● What you will do: Reproduce the records below exactly, leaving out any pictures.

● Data for the task:
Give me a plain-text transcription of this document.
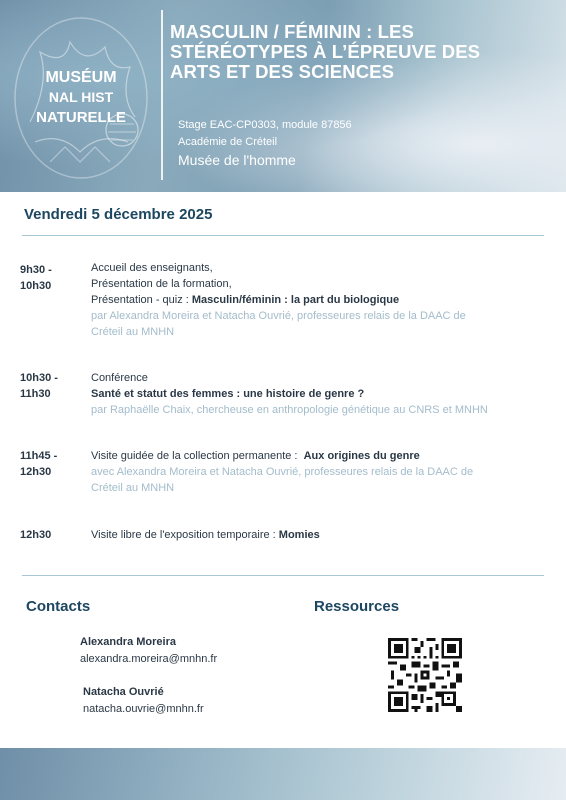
MUSÉUM
NAL HIST
NATURELLE
MASCULIN / FÉMININ : LES
STÉRÉOTYPES À L’ÉPREUVE DES
ARTS ET DES SCIENCES
Stage EAC-CP0303, module 87856
Académie de Créteil
Musée de l'homme
Vendredi 5 décembre 2025
9h30 -
10h30
Accueil des enseignants,
Présentation de la formation,
Présentation - quiz : Masculin/féminin : la part du biologique
par Alexandra Moreira et Natacha Ouvrié, professeures relais de la DAAC de
Créteil au MNHN
10h30 -
11h30
Conférence
Santé et statut des femmes : une histoire de genre ?
par Raphaëlle Chaix, chercheuse en anthropologie génétique au CNRS et MNHN
11h45 -
12h30
Visite guidée de la collection permanente :  Aux origines du genre
avec Alexandra Moreira et Natacha Ouvrié, professeures relais de la DAAC de
Créteil au MNHN
12h30	Visite libre de l'exposition temporaire : Momies
Contacts
Alexandra Moreira
alexandra.moreira@mnhn.fr
Natacha Ouvrié
natacha.ouvrie@mnhn.fr
Ressources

● Completed exercise:
Give me a plain-text transcription of this document.
MUSÉUM
NAL HIST
NATURELLE
MASCULIN / FÉMININ : LES
STÉRÉOTYPES À L’ÉPREUVE DES
ARTS ET DES SCIENCES
Stage EAC-CP0303, module 87856
Académie de Créteil
Musée de l'homme
Vendredi 5 décembre 2025
9h30 -
10h30
Accueil des enseignants,
Présentation de la formation,
Présentation - quiz : Masculin/féminin : la part du biologique
par Alexandra Moreira et Natacha Ouvrié, professeures relais de la DAAC de
Créteil au MNHN
10h30 -
11h30
Conférence
Santé et statut des femmes : une histoire de genre ?
par Raphaëlle Chaix, chercheuse en anthropologie génétique au CNRS et MNHN
11h45 -
12h30
Visite guidée de la collection permanente :  Aux origines du genre
avec Alexandra Moreira et Natacha Ouvrié, professeures relais de la DAAC de
Créteil au MNHN
12h30	Visite libre de l'exposition temporaire : Momies
Contacts
Alexandra Moreira
alexandra.moreira@mnhn.fr
Natacha Ouvrié
natacha.ouvrie@mnhn.fr
Ressources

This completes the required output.